(Stored entries)
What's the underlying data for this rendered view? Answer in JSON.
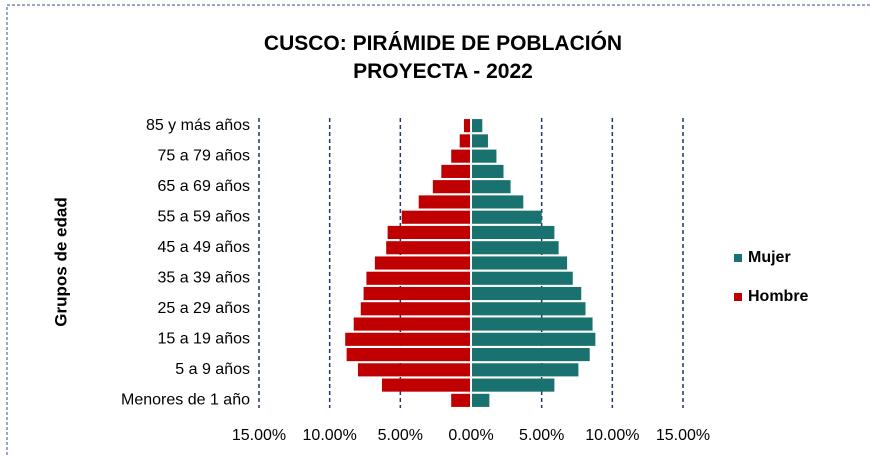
{
  "chart_data": {
    "type": "pyramid",
    "title": "CUSCO: PIRÁMIDE DE POBLACIÓN PROYECTA - 2022",
    "y_axis_label": "Grupos de edad",
    "categories": [
      "Menores de 1 año",
      null,
      "5 a 9 años",
      null,
      "15 a 19 años",
      null,
      "25 a 29 años",
      null,
      "35 a 39 años",
      null,
      "45 a 49 años",
      null,
      "55 a 59 años",
      null,
      "65 a 69 años",
      null,
      "75 a 79 años",
      null,
      "85 y más años"
    ],
    "series": [
      {
        "name": "Mujer",
        "color": "#1a7270",
        "values": [
          1.3,
          5.9,
          7.6,
          8.4,
          8.8,
          8.6,
          8.1,
          7.8,
          7.2,
          6.8,
          6.2,
          5.9,
          5.0,
          3.7,
          2.8,
          2.3,
          1.8,
          1.2,
          0.8
        ]
      },
      {
        "name": "Hombre",
        "color": "#c00000",
        "values": [
          -1.4,
          -6.3,
          -8.0,
          -8.8,
          -8.9,
          -8.3,
          -7.8,
          -7.6,
          -7.4,
          -6.8,
          -6.0,
          -5.9,
          -4.9,
          -3.7,
          -2.7,
          -2.1,
          -1.4,
          -0.8,
          -0.5
        ]
      }
    ],
    "xlim": [
      -15,
      15
    ],
    "xticks": [
      {
        "value": -15,
        "label": "15.00%"
      },
      {
        "value": -10,
        "label": "10.00%"
      },
      {
        "value": -5,
        "label": "5.00%"
      },
      {
        "value": 0,
        "label": "0.00%"
      },
      {
        "value": 5,
        "label": "5.00%"
      },
      {
        "value": 10,
        "label": "10.00%"
      },
      {
        "value": 15,
        "label": "15.00%"
      }
    ],
    "grid": true,
    "legend": "right"
  }
}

Directions
Write out the records above exactly as they appear, leaving out any pictures.

Task response
What's the underlying data for this rendered view? Answer in JSON.
{
  "chart_data": {
    "type": "pyramid",
    "title": "CUSCO: PIRÁMIDE DE POBLACIÓN PROYECTA - 2022",
    "y_axis_label": "Grupos de edad",
    "categories": [
      "Menores de 1 año",
      null,
      "5 a 9 años",
      null,
      "15 a 19 años",
      null,
      "25 a 29 años",
      null,
      "35 a 39 años",
      null,
      "45 a 49 años",
      null,
      "55 a 59 años",
      null,
      "65 a 69 años",
      null,
      "75 a 79 años",
      null,
      "85 y más años"
    ],
    "series": [
      {
        "name": "Mujer",
        "color": "#1a7270",
        "values": [
          1.3,
          5.9,
          7.6,
          8.4,
          8.8,
          8.6,
          8.1,
          7.8,
          7.2,
          6.8,
          6.2,
          5.9,
          5.0,
          3.7,
          2.8,
          2.3,
          1.8,
          1.2,
          0.8
        ]
      },
      {
        "name": "Hombre",
        "color": "#c00000",
        "values": [
          -1.4,
          -6.3,
          -8.0,
          -8.8,
          -8.9,
          -8.3,
          -7.8,
          -7.6,
          -7.4,
          -6.8,
          -6.0,
          -5.9,
          -4.9,
          -3.7,
          -2.7,
          -2.1,
          -1.4,
          -0.8,
          -0.5
        ]
      }
    ],
    "xlim": [
      -15,
      15
    ],
    "xticks": [
      {
        "value": -15,
        "label": "15.00%"
      },
      {
        "value": -10,
        "label": "10.00%"
      },
      {
        "value": -5,
        "label": "5.00%"
      },
      {
        "value": 0,
        "label": "0.00%"
      },
      {
        "value": 5,
        "label": "5.00%"
      },
      {
        "value": 10,
        "label": "10.00%"
      },
      {
        "value": 15,
        "label": "15.00%"
      }
    ],
    "grid": true,
    "legend": "right"
  }
}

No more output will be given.